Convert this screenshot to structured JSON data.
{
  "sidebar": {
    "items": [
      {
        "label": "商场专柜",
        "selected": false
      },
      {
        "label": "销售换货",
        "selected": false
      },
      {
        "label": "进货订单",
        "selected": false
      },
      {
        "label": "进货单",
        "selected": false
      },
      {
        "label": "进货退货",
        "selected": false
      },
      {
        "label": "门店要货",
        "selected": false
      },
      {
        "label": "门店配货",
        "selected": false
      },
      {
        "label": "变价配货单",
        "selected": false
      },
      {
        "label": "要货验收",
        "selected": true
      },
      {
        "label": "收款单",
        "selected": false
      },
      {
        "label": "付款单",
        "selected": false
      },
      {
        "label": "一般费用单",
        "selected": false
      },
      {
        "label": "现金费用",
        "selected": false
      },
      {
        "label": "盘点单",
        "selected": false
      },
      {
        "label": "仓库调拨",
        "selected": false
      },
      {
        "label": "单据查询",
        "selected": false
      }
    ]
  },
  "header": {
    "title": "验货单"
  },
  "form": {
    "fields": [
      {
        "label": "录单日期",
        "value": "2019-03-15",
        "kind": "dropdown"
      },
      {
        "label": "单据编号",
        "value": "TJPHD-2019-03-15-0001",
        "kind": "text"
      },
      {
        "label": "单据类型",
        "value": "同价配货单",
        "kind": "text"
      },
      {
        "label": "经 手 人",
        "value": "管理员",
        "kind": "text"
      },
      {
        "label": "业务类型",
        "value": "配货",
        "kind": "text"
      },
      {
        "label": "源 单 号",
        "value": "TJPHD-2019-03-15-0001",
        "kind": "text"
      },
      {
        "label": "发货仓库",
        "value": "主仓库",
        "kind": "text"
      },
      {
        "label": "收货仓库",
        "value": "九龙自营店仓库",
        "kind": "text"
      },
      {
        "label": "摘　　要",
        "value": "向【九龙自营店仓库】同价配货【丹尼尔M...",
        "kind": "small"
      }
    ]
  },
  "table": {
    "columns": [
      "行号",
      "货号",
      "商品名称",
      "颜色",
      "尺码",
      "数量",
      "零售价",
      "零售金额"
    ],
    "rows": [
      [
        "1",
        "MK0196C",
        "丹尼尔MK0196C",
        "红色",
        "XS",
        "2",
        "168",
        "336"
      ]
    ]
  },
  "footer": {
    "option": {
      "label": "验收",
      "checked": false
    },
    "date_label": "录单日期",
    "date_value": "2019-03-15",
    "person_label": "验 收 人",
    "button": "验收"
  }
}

- - - - -

**GIVEN TASK:**
Without omitting anything, output the entries exactly.

**EXPECTED ANSWER:**
Convert this screenshot to structured JSON data.
{
  "sidebar": {
    "items": [
      {
        "label": "商场专柜",
        "selected": false
      },
      {
        "label": "销售换货",
        "selected": false
      },
      {
        "label": "进货订单",
        "selected": false
      },
      {
        "label": "进货单",
        "selected": false
      },
      {
        "label": "进货退货",
        "selected": false
      },
      {
        "label": "门店要货",
        "selected": false
      },
      {
        "label": "门店配货",
        "selected": false
      },
      {
        "label": "变价配货单",
        "selected": false
      },
      {
        "label": "要货验收",
        "selected": true
      },
      {
        "label": "收款单",
        "selected": false
      },
      {
        "label": "付款单",
        "selected": false
      },
      {
        "label": "一般费用单",
        "selected": false
      },
      {
        "label": "现金费用",
        "selected": false
      },
      {
        "label": "盘点单",
        "selected": false
      },
      {
        "label": "仓库调拨",
        "selected": false
      },
      {
        "label": "单据查询",
        "selected": false
      }
    ]
  },
  "header": {
    "title": "验货单"
  },
  "form": {
    "fields": [
      {
        "label": "录单日期",
        "value": "2019-03-15",
        "kind": "dropdown"
      },
      {
        "label": "单据编号",
        "value": "TJPHD-2019-03-15-0001",
        "kind": "text"
      },
      {
        "label": "单据类型",
        "value": "同价配货单",
        "kind": "text"
      },
      {
        "label": "经 手 人",
        "value": "管理员",
        "kind": "text"
      },
      {
        "label": "业务类型",
        "value": "配货",
        "kind": "text"
      },
      {
        "label": "源 单 号",
        "value": "TJPHD-2019-03-15-0001",
        "kind": "text"
      },
      {
        "label": "发货仓库",
        "value": "主仓库",
        "kind": "text"
      },
      {
        "label": "收货仓库",
        "value": "九龙自营店仓库",
        "kind": "text"
      },
      {
        "label": "摘　　要",
        "value": "向【九龙自营店仓库】同价配货【丹尼尔M...",
        "kind": "small"
      }
    ]
  },
  "table": {
    "columns": [
      "行号",
      "货号",
      "商品名称",
      "颜色",
      "尺码",
      "数量",
      "零售价",
      "零售金额"
    ],
    "rows": [
      [
        "1",
        "MK0196C",
        "丹尼尔MK0196C",
        "红色",
        "XS",
        "2",
        "168",
        "336"
      ]
    ]
  },
  "footer": {
    "option": {
      "label": "验收",
      "checked": false
    },
    "date_label": "录单日期",
    "date_value": "2019-03-15",
    "person_label": "验 收 人",
    "button": "验收"
  }
}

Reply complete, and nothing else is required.